Provided entries ▸
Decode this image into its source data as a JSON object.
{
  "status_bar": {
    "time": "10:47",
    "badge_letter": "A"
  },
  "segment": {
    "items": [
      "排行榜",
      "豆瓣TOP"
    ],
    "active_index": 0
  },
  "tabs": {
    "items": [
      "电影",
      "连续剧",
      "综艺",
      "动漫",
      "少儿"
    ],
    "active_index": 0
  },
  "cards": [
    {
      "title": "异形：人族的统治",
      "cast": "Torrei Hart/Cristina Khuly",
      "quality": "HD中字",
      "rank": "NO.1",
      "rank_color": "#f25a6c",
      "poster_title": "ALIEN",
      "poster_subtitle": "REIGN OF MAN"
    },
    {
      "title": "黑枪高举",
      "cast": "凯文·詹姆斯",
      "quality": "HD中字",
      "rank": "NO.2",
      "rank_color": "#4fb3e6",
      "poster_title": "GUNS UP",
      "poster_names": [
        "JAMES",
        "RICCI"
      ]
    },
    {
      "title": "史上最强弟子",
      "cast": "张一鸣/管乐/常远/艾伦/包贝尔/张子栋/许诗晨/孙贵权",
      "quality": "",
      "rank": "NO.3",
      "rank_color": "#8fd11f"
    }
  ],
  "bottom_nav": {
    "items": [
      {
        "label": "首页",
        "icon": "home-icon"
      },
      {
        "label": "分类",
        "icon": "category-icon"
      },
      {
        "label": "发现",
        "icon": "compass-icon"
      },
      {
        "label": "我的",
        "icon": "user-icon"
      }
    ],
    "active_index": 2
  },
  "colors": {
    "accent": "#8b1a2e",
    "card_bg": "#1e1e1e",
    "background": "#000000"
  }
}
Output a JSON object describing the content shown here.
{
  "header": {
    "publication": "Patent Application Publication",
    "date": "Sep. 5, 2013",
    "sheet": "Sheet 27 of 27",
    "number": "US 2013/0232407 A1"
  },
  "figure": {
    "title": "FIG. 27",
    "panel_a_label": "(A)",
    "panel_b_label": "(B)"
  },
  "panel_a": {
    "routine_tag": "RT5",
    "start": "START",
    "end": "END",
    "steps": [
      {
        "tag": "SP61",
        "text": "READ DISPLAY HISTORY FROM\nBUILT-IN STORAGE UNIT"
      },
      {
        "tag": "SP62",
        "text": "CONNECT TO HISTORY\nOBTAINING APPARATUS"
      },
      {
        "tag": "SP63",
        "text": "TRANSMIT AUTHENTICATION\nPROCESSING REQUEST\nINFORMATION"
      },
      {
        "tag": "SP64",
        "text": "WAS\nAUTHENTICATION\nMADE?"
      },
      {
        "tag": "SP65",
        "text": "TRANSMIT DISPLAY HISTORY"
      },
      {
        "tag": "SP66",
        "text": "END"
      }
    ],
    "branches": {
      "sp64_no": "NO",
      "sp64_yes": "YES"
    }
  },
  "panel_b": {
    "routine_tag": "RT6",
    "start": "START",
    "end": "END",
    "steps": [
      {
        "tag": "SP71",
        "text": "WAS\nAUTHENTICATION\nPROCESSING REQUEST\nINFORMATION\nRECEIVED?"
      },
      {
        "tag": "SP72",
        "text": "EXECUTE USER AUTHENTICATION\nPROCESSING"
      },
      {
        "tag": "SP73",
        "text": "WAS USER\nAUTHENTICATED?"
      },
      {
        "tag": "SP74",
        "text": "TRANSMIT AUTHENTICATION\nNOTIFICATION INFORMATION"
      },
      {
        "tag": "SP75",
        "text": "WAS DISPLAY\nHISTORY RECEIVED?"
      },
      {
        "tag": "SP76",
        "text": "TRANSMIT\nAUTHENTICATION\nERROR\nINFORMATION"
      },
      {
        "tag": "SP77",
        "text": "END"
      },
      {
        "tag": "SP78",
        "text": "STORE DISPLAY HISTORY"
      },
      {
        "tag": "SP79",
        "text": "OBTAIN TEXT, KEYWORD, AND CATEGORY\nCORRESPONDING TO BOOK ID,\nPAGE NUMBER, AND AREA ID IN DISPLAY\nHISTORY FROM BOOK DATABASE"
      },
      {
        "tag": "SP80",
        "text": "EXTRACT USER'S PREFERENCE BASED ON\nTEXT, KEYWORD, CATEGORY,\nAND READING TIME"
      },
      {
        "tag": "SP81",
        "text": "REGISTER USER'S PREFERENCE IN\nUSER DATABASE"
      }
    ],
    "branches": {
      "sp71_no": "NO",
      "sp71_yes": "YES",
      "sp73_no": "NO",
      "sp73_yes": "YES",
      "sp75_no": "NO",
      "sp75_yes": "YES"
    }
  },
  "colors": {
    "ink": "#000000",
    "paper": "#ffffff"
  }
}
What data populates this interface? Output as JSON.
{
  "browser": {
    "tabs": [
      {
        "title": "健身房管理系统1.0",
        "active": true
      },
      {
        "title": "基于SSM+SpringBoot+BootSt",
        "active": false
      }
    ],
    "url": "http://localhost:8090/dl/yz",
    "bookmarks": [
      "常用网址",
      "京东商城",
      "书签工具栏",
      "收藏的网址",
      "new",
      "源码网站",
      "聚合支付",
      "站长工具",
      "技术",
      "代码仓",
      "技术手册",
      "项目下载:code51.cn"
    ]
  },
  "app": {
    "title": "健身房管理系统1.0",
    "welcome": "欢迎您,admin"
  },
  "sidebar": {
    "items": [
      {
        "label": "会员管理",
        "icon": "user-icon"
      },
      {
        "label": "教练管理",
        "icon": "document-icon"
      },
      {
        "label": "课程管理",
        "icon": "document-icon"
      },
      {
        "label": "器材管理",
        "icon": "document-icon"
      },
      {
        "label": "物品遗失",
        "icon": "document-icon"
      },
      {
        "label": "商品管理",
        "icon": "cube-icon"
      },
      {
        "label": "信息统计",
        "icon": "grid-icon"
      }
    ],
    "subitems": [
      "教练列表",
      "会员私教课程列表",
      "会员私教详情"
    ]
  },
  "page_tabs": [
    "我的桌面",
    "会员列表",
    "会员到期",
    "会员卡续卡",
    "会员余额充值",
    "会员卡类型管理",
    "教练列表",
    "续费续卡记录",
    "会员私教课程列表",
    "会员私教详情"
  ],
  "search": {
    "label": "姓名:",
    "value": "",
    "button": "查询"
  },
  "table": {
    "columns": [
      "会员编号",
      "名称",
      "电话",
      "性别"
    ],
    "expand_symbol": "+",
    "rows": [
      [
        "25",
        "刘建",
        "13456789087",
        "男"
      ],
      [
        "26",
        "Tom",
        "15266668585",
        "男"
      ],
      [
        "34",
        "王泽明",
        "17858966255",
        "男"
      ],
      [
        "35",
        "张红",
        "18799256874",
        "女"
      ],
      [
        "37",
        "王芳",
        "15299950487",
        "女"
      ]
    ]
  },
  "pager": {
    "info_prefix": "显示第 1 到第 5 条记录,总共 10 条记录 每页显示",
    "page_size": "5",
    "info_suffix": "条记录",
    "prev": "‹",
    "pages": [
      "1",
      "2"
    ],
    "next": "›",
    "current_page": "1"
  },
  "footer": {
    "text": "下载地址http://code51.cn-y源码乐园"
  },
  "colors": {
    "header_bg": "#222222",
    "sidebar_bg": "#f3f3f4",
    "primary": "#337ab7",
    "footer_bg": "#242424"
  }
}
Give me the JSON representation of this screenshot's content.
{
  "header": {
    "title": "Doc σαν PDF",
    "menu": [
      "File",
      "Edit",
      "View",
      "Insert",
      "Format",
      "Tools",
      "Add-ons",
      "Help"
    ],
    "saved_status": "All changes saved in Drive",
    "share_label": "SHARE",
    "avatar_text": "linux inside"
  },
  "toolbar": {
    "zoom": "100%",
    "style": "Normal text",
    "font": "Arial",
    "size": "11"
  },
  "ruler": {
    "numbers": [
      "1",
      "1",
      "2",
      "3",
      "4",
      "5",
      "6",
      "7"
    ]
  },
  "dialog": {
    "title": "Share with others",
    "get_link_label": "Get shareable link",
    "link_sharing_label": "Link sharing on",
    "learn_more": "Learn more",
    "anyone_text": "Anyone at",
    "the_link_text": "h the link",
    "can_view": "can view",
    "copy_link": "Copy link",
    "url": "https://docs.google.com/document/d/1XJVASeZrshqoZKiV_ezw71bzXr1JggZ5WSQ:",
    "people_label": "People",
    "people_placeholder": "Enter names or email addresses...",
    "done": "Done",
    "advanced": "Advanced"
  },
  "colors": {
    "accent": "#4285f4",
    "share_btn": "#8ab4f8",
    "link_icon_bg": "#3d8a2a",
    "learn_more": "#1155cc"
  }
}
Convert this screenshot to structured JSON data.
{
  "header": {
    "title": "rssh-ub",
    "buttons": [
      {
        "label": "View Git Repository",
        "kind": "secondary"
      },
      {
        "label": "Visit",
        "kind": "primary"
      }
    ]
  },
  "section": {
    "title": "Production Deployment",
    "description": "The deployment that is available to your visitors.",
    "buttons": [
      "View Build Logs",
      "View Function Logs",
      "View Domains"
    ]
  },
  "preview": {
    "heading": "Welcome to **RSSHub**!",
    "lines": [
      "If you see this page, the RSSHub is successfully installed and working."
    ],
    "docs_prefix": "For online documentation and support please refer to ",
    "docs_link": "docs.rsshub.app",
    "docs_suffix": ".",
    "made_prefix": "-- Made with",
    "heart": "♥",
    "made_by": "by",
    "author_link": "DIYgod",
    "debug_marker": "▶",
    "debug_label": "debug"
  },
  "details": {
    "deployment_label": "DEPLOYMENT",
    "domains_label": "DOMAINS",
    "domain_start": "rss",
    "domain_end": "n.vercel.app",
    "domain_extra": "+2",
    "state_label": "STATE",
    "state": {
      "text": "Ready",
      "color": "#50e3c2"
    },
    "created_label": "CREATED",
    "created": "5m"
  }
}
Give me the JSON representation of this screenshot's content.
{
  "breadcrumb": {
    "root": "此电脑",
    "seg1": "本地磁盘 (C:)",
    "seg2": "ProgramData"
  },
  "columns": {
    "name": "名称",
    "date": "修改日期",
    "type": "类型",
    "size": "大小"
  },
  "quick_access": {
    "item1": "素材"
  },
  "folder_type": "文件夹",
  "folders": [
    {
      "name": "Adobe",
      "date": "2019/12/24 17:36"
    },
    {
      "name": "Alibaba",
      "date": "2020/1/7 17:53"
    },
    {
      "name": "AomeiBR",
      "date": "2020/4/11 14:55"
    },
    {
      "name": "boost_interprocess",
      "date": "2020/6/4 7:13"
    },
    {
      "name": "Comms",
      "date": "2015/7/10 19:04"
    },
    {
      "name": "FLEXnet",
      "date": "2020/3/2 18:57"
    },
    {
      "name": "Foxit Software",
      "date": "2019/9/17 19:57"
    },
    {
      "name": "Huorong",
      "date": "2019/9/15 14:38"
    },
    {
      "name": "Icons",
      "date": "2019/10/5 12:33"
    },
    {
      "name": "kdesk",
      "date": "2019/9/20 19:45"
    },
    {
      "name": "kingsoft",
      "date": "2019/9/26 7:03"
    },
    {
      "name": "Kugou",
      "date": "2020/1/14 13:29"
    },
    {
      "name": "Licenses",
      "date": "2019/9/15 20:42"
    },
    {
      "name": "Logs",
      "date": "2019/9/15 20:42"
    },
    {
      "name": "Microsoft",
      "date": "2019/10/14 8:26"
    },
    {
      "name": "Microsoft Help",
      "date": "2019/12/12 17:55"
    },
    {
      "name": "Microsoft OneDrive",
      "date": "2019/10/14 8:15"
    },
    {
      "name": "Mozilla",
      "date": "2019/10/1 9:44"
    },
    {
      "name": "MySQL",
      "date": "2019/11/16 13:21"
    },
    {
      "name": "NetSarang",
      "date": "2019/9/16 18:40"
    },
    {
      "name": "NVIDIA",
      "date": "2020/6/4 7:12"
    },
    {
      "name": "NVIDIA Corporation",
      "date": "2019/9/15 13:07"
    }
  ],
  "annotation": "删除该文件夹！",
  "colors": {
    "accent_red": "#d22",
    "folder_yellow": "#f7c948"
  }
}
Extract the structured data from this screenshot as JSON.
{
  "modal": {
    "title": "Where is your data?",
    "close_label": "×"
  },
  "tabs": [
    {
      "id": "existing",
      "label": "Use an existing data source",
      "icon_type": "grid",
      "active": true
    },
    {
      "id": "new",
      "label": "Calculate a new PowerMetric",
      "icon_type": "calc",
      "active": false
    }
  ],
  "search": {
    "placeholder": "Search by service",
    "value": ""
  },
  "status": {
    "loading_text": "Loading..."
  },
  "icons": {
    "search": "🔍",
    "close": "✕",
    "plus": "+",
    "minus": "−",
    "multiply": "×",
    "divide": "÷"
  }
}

Exercise ▸
Go through the material and copy out every line with "nPROCESSING" in it.

Answer in full ▸
        "text": "TRANSMIT AUTHENTICATION\nPROCESSING REQUEST\nINFORMATION"
        "text": "WAS\nAUTHENTICATION\nPROCESSING REQUEST\nINFORMATION\nRECEIVED?"
        "text": "EXECUTE USER AUTHENTICATION\nPROCESSING"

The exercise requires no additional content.